Zduplikuj poniższe wiersze materiału bez żadnych zmian.

[Wykazy położenia elementów]
· · · · · · ·

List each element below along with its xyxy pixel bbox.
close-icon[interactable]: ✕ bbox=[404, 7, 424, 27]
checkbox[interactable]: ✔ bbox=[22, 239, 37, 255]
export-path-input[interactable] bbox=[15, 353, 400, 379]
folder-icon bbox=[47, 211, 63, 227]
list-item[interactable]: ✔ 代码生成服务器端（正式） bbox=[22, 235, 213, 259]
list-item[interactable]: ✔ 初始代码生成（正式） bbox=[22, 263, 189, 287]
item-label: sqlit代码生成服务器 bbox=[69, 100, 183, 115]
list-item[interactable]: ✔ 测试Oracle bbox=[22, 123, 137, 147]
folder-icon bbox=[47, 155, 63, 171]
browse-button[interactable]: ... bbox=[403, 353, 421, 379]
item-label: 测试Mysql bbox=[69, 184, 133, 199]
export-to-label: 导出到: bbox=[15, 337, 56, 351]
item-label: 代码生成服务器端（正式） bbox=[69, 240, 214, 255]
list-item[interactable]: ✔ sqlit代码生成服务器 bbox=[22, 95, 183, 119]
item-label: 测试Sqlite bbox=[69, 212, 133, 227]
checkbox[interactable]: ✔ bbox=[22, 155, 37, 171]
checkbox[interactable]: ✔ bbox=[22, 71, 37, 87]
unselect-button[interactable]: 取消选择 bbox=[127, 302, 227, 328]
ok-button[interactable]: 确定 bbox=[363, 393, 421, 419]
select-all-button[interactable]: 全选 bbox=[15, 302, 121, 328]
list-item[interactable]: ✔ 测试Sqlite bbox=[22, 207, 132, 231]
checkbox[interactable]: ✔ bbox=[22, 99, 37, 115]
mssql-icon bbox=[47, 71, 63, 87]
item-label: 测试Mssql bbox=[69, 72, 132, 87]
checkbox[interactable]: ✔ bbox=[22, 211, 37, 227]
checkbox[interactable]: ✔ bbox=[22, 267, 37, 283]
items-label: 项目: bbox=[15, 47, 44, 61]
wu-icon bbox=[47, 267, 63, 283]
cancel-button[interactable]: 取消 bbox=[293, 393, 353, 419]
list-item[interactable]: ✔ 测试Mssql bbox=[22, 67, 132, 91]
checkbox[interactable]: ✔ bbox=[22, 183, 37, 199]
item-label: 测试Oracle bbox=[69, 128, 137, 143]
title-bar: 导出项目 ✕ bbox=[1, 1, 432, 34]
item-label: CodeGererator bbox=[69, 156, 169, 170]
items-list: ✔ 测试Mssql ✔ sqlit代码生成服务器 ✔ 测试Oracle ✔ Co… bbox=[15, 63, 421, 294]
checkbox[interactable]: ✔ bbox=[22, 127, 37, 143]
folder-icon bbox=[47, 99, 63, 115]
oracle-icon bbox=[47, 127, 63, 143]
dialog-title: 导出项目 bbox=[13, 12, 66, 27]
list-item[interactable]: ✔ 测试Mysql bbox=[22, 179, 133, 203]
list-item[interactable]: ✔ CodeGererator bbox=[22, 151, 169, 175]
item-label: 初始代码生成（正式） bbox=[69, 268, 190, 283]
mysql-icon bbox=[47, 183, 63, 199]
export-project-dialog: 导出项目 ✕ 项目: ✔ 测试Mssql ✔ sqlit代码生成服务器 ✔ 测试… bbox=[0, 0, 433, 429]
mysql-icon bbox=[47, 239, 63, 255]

· · · · · · ·

▶ **Pełny wynik**:
List each element below along with its xyxy pixel bbox.
close-icon[interactable]: ✕ bbox=[404, 7, 424, 27]
checkbox[interactable]: ✔ bbox=[22, 239, 37, 255]
export-path-input[interactable] bbox=[15, 353, 400, 379]
folder-icon bbox=[47, 211, 63, 227]
list-item[interactable]: ✔ 代码生成服务器端（正式） bbox=[22, 235, 213, 259]
list-item[interactable]: ✔ 初始代码生成（正式） bbox=[22, 263, 189, 287]
item-label: sqlit代码生成服务器 bbox=[69, 100, 183, 115]
list-item[interactable]: ✔ 测试Oracle bbox=[22, 123, 137, 147]
folder-icon bbox=[47, 155, 63, 171]
browse-button[interactable]: ... bbox=[403, 353, 421, 379]
item-label: 测试Mysql bbox=[69, 184, 133, 199]
export-to-label: 导出到: bbox=[15, 337, 56, 351]
item-label: 代码生成服务器端（正式） bbox=[69, 240, 214, 255]
list-item[interactable]: ✔ sqlit代码生成服务器 bbox=[22, 95, 183, 119]
item-label: 测试Sqlite bbox=[69, 212, 133, 227]
checkbox[interactable]: ✔ bbox=[22, 155, 37, 171]
checkbox[interactable]: ✔ bbox=[22, 71, 37, 87]
unselect-button[interactable]: 取消选择 bbox=[127, 302, 227, 328]
ok-button[interactable]: 确定 bbox=[363, 393, 421, 419]
select-all-button[interactable]: 全选 bbox=[15, 302, 121, 328]
list-item[interactable]: ✔ 测试Sqlite bbox=[22, 207, 132, 231]
checkbox[interactable]: ✔ bbox=[22, 99, 37, 115]
mssql-icon bbox=[47, 71, 63, 87]
item-label: 测试Mssql bbox=[69, 72, 132, 87]
checkbox[interactable]: ✔ bbox=[22, 211, 37, 227]
checkbox[interactable]: ✔ bbox=[22, 267, 37, 283]
items-label: 项目: bbox=[15, 47, 44, 61]
wu-icon bbox=[47, 267, 63, 283]
cancel-button[interactable]: 取消 bbox=[293, 393, 353, 419]
list-item[interactable]: ✔ 测试Mssql bbox=[22, 67, 132, 91]
checkbox[interactable]: ✔ bbox=[22, 183, 37, 199]
item-label: 测试Oracle bbox=[69, 128, 137, 143]
title-bar: 导出项目 ✕ bbox=[1, 1, 432, 34]
item-label: CodeGererator bbox=[69, 156, 169, 170]
items-list: ✔ 测试Mssql ✔ sqlit代码生成服务器 ✔ 测试Oracle ✔ Co… bbox=[15, 63, 421, 294]
checkbox[interactable]: ✔ bbox=[22, 127, 37, 143]
folder-icon bbox=[47, 99, 63, 115]
oracle-icon bbox=[47, 127, 63, 143]
dialog-title: 导出项目 bbox=[13, 12, 66, 27]
list-item[interactable]: ✔ 测试Mysql bbox=[22, 179, 133, 203]
list-item[interactable]: ✔ CodeGererator bbox=[22, 151, 169, 175]
item-label: 初始代码生成（正式） bbox=[69, 268, 190, 283]
mysql-icon bbox=[47, 183, 63, 199]
export-project-dialog: 导出项目 ✕ 项目: ✔ 测试Mssql ✔ sqlit代码生成服务器 ✔ 测试… bbox=[0, 0, 433, 429]
mysql-icon bbox=[47, 239, 63, 255]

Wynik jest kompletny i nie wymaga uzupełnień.